** begin **

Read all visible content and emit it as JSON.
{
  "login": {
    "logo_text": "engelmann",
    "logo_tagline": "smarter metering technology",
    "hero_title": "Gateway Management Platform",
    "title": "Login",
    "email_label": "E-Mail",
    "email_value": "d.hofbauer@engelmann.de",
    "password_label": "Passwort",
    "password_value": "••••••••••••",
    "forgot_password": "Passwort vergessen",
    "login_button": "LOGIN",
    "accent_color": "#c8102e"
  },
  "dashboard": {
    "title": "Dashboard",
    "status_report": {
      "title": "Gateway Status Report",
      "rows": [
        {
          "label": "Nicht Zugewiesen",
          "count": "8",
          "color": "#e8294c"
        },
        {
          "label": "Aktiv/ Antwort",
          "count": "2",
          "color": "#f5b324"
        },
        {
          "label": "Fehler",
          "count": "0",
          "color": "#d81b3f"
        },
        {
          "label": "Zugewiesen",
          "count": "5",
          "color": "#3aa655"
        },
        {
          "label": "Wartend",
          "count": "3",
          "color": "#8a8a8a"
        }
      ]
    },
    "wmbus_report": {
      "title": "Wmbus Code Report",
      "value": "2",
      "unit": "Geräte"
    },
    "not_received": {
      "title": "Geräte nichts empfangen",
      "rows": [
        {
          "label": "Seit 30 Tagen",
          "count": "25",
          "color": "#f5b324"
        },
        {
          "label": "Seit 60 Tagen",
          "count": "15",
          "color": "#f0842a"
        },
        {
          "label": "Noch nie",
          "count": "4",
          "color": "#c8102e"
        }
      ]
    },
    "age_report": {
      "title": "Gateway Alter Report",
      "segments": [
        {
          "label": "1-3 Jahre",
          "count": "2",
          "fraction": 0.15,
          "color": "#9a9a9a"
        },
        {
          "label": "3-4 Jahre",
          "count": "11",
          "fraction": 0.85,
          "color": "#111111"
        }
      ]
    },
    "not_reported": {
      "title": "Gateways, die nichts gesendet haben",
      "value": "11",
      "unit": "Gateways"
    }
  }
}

** end **

EXERCISE DETAILS:
Write out all the data again, exactly as it appears.

ANSWER TO THIS TASK:
Read all visible content and emit it as JSON.
{
  "login": {
    "logo_text": "engelmann",
    "logo_tagline": "smarter metering technology",
    "hero_title": "Gateway Management Platform",
    "title": "Login",
    "email_label": "E-Mail",
    "email_value": "d.hofbauer@engelmann.de",
    "password_label": "Passwort",
    "password_value": "••••••••••••",
    "forgot_password": "Passwort vergessen",
    "login_button": "LOGIN",
    "accent_color": "#c8102e"
  },
  "dashboard": {
    "title": "Dashboard",
    "status_report": {
      "title": "Gateway Status Report",
      "rows": [
        {
          "label": "Nicht Zugewiesen",
          "count": "8",
          "color": "#e8294c"
        },
        {
          "label": "Aktiv/ Antwort",
          "count": "2",
          "color": "#f5b324"
        },
        {
          "label": "Fehler",
          "count": "0",
          "color": "#d81b3f"
        },
        {
          "label": "Zugewiesen",
          "count": "5",
          "color": "#3aa655"
        },
        {
          "label": "Wartend",
          "count": "3",
          "color": "#8a8a8a"
        }
      ]
    },
    "wmbus_report": {
      "title": "Wmbus Code Report",
      "value": "2",
      "unit": "Geräte"
    },
    "not_received": {
      "title": "Geräte nichts empfangen",
      "rows": [
        {
          "label": "Seit 30 Tagen",
          "count": "25",
          "color": "#f5b324"
        },
        {
          "label": "Seit 60 Tagen",
          "count": "15",
          "color": "#f0842a"
        },
        {
          "label": "Noch nie",
          "count": "4",
          "color": "#c8102e"
        }
      ]
    },
    "age_report": {
      "title": "Gateway Alter Report",
      "segments": [
        {
          "label": "1-3 Jahre",
          "count": "2",
          "fraction": 0.15,
          "color": "#9a9a9a"
        },
        {
          "label": "3-4 Jahre",
          "count": "11",
          "fraction": 0.85,
          "color": "#111111"
        }
      ]
    },
    "not_reported": {
      "title": "Gateways, die nichts gesendet haben",
      "value": "11",
      "unit": "Gateways"
    }
  }
}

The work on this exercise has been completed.